Raw records
* * * *
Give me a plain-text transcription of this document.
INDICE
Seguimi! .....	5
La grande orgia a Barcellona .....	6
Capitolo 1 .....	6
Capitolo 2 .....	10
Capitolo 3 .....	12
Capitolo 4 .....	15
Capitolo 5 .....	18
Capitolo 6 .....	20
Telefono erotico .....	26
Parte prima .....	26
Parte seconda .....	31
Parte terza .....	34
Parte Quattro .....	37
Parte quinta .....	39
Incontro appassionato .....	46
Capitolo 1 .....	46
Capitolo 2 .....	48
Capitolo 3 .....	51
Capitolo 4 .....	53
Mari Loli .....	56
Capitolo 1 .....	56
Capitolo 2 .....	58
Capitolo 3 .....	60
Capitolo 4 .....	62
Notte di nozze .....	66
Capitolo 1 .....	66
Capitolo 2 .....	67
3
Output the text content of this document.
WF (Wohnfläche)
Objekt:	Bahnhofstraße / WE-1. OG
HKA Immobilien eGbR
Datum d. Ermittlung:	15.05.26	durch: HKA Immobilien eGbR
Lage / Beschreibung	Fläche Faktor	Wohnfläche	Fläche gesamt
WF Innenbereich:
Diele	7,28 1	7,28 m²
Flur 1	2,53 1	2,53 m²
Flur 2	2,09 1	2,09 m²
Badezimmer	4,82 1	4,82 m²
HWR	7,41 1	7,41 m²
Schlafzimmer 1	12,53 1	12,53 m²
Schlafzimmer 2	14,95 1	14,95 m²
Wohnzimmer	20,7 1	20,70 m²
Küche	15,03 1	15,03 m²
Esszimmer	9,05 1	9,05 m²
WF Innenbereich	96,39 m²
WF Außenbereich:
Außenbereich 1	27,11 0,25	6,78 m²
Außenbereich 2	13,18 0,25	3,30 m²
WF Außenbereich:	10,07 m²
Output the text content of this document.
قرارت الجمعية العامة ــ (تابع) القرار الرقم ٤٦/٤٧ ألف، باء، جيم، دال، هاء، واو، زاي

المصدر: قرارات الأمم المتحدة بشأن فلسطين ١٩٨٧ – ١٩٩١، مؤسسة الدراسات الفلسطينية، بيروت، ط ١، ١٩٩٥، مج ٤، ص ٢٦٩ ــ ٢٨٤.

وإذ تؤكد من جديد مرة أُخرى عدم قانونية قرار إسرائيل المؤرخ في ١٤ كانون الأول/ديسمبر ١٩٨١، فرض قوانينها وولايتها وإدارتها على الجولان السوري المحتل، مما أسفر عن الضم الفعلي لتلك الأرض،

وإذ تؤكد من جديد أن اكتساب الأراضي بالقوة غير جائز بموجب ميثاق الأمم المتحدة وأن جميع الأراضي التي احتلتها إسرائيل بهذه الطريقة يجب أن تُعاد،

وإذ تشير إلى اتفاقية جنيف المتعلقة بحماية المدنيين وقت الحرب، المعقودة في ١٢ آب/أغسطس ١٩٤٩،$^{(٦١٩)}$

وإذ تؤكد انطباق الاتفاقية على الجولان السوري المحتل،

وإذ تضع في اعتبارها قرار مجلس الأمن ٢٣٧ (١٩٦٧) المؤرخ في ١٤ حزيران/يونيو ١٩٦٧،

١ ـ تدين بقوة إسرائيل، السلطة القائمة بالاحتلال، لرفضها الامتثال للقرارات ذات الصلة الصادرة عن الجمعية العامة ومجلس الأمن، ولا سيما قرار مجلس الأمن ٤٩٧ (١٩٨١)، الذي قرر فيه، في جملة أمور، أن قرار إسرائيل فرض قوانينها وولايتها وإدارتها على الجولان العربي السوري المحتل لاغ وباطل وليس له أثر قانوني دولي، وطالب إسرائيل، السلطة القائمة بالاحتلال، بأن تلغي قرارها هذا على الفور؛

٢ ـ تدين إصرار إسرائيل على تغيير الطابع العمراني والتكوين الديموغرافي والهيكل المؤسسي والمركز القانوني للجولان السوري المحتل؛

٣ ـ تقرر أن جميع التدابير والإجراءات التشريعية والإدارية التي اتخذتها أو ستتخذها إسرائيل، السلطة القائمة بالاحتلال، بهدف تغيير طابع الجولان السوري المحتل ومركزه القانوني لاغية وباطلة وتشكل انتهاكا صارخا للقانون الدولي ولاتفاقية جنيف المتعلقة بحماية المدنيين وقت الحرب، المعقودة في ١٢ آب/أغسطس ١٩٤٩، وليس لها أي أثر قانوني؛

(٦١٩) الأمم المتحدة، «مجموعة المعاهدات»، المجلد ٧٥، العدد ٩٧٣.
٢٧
* * * *
## YOUR TASK
Restate the data above exactly, keeping each word as it stands.

## EXERCISE SOLUTION
Give me a plain-text transcription of this document.
INDICE
Seguimi! .....	5
La grande orgia a Barcellona .....	6
Capitolo 1 .....	6
Capitolo 2 .....	10
Capitolo 3 .....	12
Capitolo 4 .....	15
Capitolo 5 .....	18
Capitolo 6 .....	20
Telefono erotico .....	26
Parte prima .....	26
Parte seconda .....	31
Parte terza .....	34
Parte Quattro .....	37
Parte quinta .....	39
Incontro appassionato .....	46
Capitolo 1 .....	46
Capitolo 2 .....	48
Capitolo 3 .....	51
Capitolo 4 .....	53
Mari Loli .....	56
Capitolo 1 .....	56
Capitolo 2 .....	58
Capitolo 3 .....	60
Capitolo 4 .....	62
Notte di nozze .....	66
Capitolo 1 .....	66
Capitolo 2 .....	67
3
Output the text content of this document.
WF (Wohnfläche)
Objekt:	Bahnhofstraße / WE-1. OG
HKA Immobilien eGbR
Datum d. Ermittlung:	15.05.26	durch: HKA Immobilien eGbR
Lage / Beschreibung	Fläche Faktor	Wohnfläche	Fläche gesamt
WF Innenbereich:
Diele	7,28 1	7,28 m²
Flur 1	2,53 1	2,53 m²
Flur 2	2,09 1	2,09 m²
Badezimmer	4,82 1	4,82 m²
HWR	7,41 1	7,41 m²
Schlafzimmer 1	12,53 1	12,53 m²
Schlafzimmer 2	14,95 1	14,95 m²
Wohnzimmer	20,7 1	20,70 m²
Küche	15,03 1	15,03 m²
Esszimmer	9,05 1	9,05 m²
WF Innenbereich	96,39 m²
WF Außenbereich:
Außenbereich 1	27,11 0,25	6,78 m²
Außenbereich 2	13,18 0,25	3,30 m²
WF Außenbereich:	10,07 m²
Output the text content of this document.
قرارت الجمعية العامة ــ (تابع) القرار الرقم ٤٦/٤٧ ألف، باء، جيم، دال، هاء، واو، زاي

المصدر: قرارات الأمم المتحدة بشأن فلسطين ١٩٨٧ – ١٩٩١، مؤسسة الدراسات الفلسطينية، بيروت، ط ١، ١٩٩٥، مج ٤، ص ٢٦٩ ــ ٢٨٤.

وإذ تؤكد من جديد مرة أُخرى عدم قانونية قرار إسرائيل المؤرخ في ١٤ كانون الأول/ديسمبر ١٩٨١، فرض قوانينها وولايتها وإدارتها على الجولان السوري المحتل، مما أسفر عن الضم الفعلي لتلك الأرض،

وإذ تؤكد من جديد أن اكتساب الأراضي بالقوة غير جائز بموجب ميثاق الأمم المتحدة وأن جميع الأراضي التي احتلتها إسرائيل بهذه الطريقة يجب أن تُعاد،

وإذ تشير إلى اتفاقية جنيف المتعلقة بحماية المدنيين وقت الحرب، المعقودة في ١٢ آب/أغسطس ١٩٤٩،$^{(٦١٩)}$

وإذ تؤكد انطباق الاتفاقية على الجولان السوري المحتل،

وإذ تضع في اعتبارها قرار مجلس الأمن ٢٣٧ (١٩٦٧) المؤرخ في ١٤ حزيران/يونيو ١٩٦٧،

١ ـ تدين بقوة إسرائيل، السلطة القائمة بالاحتلال، لرفضها الامتثال للقرارات ذات الصلة الصادرة عن الجمعية العامة ومجلس الأمن، ولا سيما قرار مجلس الأمن ٤٩٧ (١٩٨١)، الذي قرر فيه، في جملة أمور، أن قرار إسرائيل فرض قوانينها وولايتها وإدارتها على الجولان العربي السوري المحتل لاغ وباطل وليس له أثر قانوني دولي، وطالب إسرائيل، السلطة القائمة بالاحتلال، بأن تلغي قرارها هذا على الفور؛

٢ ـ تدين إصرار إسرائيل على تغيير الطابع العمراني والتكوين الديموغرافي والهيكل المؤسسي والمركز القانوني للجولان السوري المحتل؛

٣ ـ تقرر أن جميع التدابير والإجراءات التشريعية والإدارية التي اتخذتها أو ستتخذها إسرائيل، السلطة القائمة بالاحتلال، بهدف تغيير طابع الجولان السوري المحتل ومركزه القانوني لاغية وباطلة وتشكل انتهاكا صارخا للقانون الدولي ولاتفاقية جنيف المتعلقة بحماية المدنيين وقت الحرب، المعقودة في ١٢ آب/أغسطس ١٩٤٩، وليس لها أي أثر قانوني؛

(٦١٩) الأمم المتحدة، «مجموعة المعاهدات»، المجلد ٧٥، العدد ٩٧٣.
٢٧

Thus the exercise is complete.